_Goal_: Update the lines between the one holding "label-gamma-a: γ (118, 396, 129, 417)" and the one holding "label-sigma: σ (508, 78, 518, 96)", inclusive, so that "label-omicron" becomes "label-o". Reproduce only those lines and leave everything else in them unchanged.

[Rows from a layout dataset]
..........

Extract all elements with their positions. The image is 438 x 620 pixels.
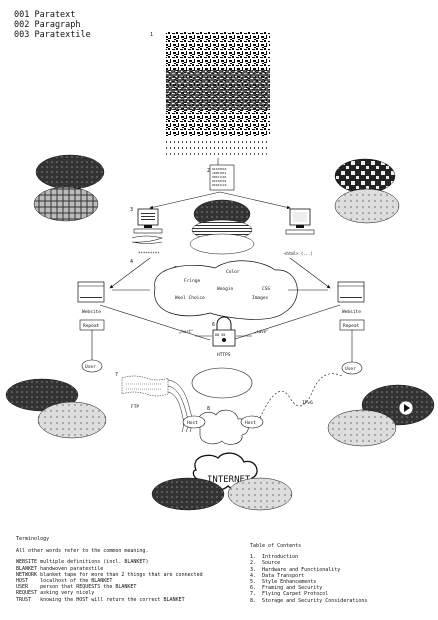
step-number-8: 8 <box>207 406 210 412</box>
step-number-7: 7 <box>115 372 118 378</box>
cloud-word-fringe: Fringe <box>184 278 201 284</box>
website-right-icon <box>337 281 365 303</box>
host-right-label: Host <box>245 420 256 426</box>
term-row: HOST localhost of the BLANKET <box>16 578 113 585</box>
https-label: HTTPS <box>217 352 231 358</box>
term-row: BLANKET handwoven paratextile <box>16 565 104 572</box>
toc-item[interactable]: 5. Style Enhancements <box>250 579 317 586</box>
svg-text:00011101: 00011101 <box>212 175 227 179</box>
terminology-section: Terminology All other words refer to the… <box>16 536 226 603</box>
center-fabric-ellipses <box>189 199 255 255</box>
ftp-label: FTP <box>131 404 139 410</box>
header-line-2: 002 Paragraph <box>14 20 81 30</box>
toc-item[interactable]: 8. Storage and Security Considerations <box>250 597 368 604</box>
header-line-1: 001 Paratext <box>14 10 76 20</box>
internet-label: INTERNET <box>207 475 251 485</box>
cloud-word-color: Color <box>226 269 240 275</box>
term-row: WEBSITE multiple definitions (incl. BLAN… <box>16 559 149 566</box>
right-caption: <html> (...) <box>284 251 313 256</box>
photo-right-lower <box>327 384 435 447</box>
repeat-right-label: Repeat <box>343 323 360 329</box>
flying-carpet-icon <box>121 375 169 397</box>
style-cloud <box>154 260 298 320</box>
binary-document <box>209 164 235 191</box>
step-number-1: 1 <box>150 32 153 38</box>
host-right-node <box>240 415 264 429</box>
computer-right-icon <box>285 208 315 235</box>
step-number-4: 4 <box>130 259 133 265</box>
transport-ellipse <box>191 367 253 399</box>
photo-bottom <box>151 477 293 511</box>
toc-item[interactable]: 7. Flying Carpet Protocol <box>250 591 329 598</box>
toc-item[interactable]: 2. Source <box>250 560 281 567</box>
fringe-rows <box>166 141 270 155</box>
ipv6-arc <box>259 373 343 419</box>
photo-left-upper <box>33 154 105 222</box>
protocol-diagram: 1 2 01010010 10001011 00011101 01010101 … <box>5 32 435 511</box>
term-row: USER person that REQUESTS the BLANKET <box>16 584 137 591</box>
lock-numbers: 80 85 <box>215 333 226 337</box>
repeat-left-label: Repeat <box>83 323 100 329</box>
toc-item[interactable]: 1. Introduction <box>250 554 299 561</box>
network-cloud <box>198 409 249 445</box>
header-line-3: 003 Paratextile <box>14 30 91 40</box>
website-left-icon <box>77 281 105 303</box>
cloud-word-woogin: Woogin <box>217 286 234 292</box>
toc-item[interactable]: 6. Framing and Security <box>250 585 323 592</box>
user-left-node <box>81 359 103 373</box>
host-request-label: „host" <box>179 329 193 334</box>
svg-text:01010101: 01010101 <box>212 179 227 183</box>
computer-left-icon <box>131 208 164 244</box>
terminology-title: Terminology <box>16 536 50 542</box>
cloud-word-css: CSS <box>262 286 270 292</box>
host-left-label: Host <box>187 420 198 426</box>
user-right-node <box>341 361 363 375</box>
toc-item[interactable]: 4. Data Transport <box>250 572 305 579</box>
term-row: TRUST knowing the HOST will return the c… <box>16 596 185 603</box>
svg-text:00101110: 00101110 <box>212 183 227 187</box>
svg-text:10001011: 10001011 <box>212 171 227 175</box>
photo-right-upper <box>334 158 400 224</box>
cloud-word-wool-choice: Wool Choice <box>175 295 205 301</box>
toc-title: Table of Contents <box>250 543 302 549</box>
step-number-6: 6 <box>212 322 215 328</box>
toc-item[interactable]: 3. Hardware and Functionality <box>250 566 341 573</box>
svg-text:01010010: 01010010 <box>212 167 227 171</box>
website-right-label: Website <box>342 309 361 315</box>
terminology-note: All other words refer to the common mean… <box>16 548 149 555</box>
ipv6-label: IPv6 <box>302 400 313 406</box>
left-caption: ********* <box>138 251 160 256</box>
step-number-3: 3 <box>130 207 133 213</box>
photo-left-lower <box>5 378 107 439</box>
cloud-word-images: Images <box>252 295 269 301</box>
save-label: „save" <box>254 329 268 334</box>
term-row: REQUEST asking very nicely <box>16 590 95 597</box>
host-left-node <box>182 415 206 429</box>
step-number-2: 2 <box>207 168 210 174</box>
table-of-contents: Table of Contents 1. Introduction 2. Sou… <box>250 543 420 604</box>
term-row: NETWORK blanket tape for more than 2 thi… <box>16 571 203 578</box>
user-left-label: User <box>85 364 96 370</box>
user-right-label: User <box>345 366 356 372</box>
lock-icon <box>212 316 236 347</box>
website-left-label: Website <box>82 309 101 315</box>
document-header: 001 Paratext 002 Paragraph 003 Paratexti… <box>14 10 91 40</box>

..........

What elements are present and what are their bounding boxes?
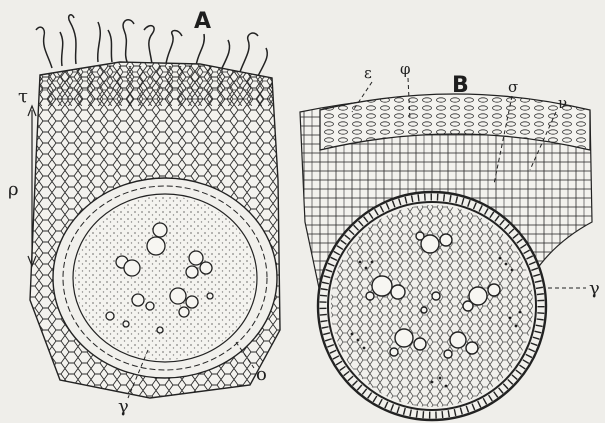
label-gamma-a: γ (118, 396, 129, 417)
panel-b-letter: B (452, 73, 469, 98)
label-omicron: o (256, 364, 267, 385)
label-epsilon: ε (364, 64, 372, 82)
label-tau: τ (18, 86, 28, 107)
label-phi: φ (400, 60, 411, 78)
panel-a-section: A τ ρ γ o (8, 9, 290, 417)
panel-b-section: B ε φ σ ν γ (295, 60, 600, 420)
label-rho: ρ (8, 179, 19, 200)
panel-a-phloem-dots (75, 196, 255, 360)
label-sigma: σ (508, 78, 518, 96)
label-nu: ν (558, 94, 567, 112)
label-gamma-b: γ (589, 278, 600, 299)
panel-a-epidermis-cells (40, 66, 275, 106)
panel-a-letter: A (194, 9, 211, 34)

..........

_Task result_:
label-gamma-a: γ (118, 396, 129, 417)
panel-b-letter: B (452, 73, 469, 98)
label-o: o (256, 364, 267, 385)
label-epsilon: ε (364, 64, 372, 82)
label-tau: τ (18, 86, 28, 107)
label-phi: φ (400, 60, 411, 78)
panel-a-section: A τ ρ γ o (8, 9, 290, 417)
panel-b-section: B ε φ σ ν γ (295, 60, 600, 420)
label-rho: ρ (8, 179, 19, 200)
panel-a-phloem-dots (75, 196, 255, 360)
label-sigma: σ (508, 78, 518, 96)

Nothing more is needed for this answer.